• [Task objective] Write out the records word for word from their beginning through the line containing "The first side of fluidic", including that line.

Start of Supplied data

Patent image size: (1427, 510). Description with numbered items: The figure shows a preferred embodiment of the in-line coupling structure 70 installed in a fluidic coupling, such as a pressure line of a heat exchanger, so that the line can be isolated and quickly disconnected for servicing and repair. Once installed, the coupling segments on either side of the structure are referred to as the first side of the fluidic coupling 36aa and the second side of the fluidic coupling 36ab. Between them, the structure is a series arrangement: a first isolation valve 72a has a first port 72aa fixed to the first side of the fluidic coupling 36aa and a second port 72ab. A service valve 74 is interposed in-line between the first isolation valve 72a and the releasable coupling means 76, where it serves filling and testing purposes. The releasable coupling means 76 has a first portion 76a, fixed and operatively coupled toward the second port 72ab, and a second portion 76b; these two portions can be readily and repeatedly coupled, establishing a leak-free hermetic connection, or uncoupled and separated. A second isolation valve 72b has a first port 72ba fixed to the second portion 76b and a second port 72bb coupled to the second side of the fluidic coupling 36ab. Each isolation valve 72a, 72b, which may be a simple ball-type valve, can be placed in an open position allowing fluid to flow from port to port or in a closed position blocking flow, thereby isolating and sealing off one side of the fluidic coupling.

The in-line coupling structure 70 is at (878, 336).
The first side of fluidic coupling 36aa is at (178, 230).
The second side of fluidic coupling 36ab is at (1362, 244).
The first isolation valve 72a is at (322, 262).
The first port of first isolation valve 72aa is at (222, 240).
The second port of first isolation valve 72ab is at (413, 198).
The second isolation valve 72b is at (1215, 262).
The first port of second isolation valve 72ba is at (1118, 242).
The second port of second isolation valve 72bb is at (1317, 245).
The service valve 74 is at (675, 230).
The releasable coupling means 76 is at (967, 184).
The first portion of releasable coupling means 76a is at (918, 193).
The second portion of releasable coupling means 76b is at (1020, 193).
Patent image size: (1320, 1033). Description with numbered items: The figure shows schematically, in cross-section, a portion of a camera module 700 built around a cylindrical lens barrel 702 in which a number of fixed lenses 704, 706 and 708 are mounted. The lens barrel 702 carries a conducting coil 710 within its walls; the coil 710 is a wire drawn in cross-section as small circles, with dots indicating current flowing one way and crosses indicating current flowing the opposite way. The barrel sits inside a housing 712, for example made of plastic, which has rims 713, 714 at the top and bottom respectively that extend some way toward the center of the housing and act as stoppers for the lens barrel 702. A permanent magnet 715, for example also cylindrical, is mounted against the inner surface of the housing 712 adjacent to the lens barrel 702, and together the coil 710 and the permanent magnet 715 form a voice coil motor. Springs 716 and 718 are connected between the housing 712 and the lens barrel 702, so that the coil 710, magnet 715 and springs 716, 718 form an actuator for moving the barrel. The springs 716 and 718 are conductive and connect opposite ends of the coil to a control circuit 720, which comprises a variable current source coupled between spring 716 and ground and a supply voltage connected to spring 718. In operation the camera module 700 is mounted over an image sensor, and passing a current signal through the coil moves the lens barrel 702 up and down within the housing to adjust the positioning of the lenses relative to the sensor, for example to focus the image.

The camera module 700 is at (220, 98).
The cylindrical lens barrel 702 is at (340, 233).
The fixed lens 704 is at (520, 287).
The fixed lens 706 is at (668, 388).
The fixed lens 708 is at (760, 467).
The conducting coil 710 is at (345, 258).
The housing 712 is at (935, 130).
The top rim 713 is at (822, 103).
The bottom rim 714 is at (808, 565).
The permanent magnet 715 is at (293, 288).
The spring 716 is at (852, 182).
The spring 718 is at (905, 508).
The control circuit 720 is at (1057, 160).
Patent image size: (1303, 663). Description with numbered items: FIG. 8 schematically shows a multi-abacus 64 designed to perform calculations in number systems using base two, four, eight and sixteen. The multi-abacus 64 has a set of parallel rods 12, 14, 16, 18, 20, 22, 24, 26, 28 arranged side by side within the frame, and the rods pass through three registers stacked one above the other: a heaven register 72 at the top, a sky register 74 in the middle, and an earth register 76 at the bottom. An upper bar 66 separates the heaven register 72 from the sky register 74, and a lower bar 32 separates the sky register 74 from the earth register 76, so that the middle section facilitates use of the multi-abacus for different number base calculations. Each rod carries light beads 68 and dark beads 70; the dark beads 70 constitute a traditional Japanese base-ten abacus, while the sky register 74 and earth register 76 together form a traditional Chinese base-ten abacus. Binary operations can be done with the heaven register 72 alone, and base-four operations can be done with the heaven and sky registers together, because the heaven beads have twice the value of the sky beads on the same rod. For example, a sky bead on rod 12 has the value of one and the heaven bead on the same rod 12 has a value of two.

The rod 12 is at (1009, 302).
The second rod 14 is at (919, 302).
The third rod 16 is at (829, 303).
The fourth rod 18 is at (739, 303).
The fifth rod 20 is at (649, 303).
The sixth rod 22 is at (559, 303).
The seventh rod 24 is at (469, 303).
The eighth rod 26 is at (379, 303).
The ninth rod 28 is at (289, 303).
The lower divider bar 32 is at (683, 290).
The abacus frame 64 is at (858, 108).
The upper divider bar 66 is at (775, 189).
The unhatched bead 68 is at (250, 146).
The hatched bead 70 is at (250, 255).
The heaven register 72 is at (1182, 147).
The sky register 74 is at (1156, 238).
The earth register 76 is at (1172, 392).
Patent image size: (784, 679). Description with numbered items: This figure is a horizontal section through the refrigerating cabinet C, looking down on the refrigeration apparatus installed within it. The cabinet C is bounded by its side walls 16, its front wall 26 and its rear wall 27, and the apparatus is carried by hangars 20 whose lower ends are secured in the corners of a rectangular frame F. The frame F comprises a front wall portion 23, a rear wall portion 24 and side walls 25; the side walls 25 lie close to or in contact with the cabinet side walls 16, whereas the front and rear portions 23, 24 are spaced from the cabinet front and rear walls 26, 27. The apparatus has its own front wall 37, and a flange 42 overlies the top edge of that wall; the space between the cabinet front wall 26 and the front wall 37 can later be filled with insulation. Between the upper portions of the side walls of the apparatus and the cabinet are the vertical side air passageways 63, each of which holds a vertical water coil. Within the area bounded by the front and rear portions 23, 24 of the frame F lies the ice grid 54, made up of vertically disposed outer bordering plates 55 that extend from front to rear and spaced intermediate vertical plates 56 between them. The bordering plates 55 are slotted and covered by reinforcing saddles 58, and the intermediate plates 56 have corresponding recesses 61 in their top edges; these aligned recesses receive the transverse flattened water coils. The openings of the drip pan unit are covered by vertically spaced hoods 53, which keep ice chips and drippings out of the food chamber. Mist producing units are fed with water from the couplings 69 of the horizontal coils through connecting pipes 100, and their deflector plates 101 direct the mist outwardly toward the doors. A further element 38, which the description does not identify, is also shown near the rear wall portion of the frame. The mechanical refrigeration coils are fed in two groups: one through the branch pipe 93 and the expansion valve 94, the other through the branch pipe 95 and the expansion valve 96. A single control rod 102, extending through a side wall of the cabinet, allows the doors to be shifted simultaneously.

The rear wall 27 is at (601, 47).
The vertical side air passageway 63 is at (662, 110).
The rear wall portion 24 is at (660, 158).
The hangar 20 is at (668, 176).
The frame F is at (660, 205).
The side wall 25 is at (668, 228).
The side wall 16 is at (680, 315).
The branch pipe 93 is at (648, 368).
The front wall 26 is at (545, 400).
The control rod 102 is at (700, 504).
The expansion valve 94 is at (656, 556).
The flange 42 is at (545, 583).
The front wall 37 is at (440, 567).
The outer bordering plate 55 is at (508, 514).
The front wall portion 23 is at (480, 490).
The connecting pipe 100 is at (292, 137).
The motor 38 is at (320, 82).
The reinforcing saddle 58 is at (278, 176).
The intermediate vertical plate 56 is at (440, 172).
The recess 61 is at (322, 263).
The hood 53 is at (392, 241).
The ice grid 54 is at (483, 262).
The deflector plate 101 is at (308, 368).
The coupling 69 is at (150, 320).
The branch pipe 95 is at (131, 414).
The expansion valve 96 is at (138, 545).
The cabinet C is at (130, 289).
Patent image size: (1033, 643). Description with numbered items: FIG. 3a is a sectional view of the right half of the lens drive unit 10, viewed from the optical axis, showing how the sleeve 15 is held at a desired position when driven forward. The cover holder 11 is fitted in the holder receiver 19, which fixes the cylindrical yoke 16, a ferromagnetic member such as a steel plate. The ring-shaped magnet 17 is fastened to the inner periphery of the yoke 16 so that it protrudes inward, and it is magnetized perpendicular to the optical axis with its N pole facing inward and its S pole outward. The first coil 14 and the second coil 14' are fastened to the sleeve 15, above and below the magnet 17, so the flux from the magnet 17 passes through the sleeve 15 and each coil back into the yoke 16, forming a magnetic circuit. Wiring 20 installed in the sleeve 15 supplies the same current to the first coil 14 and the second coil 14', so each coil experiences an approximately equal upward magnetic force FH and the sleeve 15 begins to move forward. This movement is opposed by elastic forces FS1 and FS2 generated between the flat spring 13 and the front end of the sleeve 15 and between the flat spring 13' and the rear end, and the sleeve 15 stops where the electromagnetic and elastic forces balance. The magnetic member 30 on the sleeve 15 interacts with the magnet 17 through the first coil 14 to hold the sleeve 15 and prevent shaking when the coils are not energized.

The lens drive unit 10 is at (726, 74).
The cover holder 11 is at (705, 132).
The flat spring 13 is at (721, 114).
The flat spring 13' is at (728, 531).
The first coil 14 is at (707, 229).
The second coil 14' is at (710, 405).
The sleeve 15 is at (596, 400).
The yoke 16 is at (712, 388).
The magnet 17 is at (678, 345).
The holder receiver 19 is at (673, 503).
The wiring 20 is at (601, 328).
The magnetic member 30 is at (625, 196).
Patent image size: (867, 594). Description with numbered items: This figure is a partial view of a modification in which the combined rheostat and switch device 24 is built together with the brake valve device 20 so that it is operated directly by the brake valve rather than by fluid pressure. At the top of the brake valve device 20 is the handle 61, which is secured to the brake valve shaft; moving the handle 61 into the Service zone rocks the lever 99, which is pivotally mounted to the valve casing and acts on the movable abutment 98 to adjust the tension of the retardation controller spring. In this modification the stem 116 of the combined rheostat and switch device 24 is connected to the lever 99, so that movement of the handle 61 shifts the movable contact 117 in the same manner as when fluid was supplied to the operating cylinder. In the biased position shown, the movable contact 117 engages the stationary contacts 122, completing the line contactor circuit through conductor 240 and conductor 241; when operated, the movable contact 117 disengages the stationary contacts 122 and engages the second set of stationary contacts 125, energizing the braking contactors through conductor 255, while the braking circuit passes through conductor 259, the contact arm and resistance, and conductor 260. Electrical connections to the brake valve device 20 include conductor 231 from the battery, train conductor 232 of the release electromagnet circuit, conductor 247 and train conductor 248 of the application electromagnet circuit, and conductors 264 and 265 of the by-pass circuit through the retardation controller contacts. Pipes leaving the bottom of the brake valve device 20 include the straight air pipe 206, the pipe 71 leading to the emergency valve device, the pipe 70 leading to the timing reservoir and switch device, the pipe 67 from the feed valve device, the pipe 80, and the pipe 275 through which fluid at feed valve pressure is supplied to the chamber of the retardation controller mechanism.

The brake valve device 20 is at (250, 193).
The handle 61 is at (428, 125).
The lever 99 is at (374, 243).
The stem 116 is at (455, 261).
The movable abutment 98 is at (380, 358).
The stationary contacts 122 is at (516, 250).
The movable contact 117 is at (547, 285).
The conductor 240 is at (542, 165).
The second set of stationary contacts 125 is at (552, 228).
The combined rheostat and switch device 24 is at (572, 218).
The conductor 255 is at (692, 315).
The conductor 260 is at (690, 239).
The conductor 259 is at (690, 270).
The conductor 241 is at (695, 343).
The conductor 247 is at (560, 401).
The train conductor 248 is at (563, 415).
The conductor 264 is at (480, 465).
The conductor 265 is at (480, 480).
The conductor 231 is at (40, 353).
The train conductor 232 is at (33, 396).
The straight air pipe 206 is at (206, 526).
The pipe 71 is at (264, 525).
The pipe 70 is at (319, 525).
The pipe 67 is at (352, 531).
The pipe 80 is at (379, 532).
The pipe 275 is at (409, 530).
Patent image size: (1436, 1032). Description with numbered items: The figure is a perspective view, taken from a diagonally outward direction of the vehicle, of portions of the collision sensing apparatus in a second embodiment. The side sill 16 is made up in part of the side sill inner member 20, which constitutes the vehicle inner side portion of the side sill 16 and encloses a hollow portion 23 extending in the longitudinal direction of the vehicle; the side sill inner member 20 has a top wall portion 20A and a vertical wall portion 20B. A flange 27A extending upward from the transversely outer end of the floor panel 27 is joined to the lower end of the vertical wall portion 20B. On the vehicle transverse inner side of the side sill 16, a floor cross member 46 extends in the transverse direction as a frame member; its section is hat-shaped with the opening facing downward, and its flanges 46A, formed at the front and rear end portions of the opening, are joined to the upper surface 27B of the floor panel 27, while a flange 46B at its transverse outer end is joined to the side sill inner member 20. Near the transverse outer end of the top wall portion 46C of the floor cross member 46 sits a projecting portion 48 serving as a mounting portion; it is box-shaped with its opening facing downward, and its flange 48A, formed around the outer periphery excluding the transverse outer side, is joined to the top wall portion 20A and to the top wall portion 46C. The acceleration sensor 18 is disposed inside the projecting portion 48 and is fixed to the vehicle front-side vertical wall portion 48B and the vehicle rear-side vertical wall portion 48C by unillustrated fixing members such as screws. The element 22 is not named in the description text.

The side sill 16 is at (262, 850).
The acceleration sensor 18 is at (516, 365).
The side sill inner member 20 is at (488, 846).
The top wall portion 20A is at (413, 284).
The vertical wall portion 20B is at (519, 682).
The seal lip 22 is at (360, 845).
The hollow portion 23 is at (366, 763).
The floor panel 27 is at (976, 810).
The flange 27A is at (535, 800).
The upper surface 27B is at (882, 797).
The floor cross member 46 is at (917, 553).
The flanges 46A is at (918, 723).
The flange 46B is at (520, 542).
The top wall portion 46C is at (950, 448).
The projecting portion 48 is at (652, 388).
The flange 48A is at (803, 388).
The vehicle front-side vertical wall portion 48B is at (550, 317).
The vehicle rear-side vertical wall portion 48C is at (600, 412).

End of Supplied data

• [Answer in full]
Patent image size: (1427, 510). Description with numbered items: The figure shows a preferred embodiment of the in-line coupling structure 70 installed in a fluidic coupling, such as a pressure line of a heat exchanger, so that the line can be isolated and quickly disconnected for servicing and repair. Once installed, the coupling segments on either side of the structure are referred to as the first side of the fluidic coupling 36aa and the second side of the fluidic coupling 36ab. Between them, the structure is a series arrangement: a first isolation valve 72a has a first port 72aa fixed to the first side of the fluidic coupling 36aa and a second port 72ab. A service valve 74 is interposed in-line between the first isolation valve 72a and the releasable coupling means 76, where it serves filling and testing purposes. The releasable coupling means 76 has a first portion 76a, fixed and operatively coupled toward the second port 72ab, and a second portion 76b; these two portions can be readily and repeatedly coupled, establishing a leak-free hermetic connection, or uncoupled and separated. A second isolation valve 72b has a first port 72ba fixed to the second portion 76b and a second port 72bb coupled to the second side of the fluidic coupling 36ab. Each isolation valve 72a, 72b, which may be a simple ball-type valve, can be placed in an open position allowing fluid to flow from port to port or in a closed position blocking flow, thereby isolating and sealing off one side of the fluidic coupling.

The in-line coupling structure 70 is at (878, 336).
The first side of fluidic coupling 36aa is at (178, 230).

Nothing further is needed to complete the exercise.